## [REQUIREMENTS]
Below are some entries; can you quote all of them exactly?

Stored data
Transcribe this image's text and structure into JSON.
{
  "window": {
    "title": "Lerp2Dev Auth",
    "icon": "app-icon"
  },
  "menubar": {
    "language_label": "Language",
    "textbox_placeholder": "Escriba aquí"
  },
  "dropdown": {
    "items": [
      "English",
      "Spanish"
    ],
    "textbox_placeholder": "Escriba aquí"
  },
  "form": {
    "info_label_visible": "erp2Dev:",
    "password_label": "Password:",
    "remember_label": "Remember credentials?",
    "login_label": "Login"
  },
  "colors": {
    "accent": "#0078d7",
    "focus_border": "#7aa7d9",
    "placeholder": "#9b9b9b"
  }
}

## [RESULT OF THIS TASK]
Transcribe this image's text and structure into JSON.
{
  "window": {
    "title": "Lerp2Dev Auth",
    "icon": "app-icon"
  },
  "menubar": {
    "language_label": "Language",
    "textbox_placeholder": "Escriba aquí"
  },
  "dropdown": {
    "items": [
      "English",
      "Spanish"
    ],
    "textbox_placeholder": "Escriba aquí"
  },
  "form": {
    "info_label_visible": "erp2Dev:",
    "password_label": "Password:",
    "remember_label": "Remember credentials?",
    "login_label": "Login"
  },
  "colors": {
    "accent": "#0078d7",
    "focus_border": "#7aa7d9",
    "placeholder": "#9b9b9b"
  }
}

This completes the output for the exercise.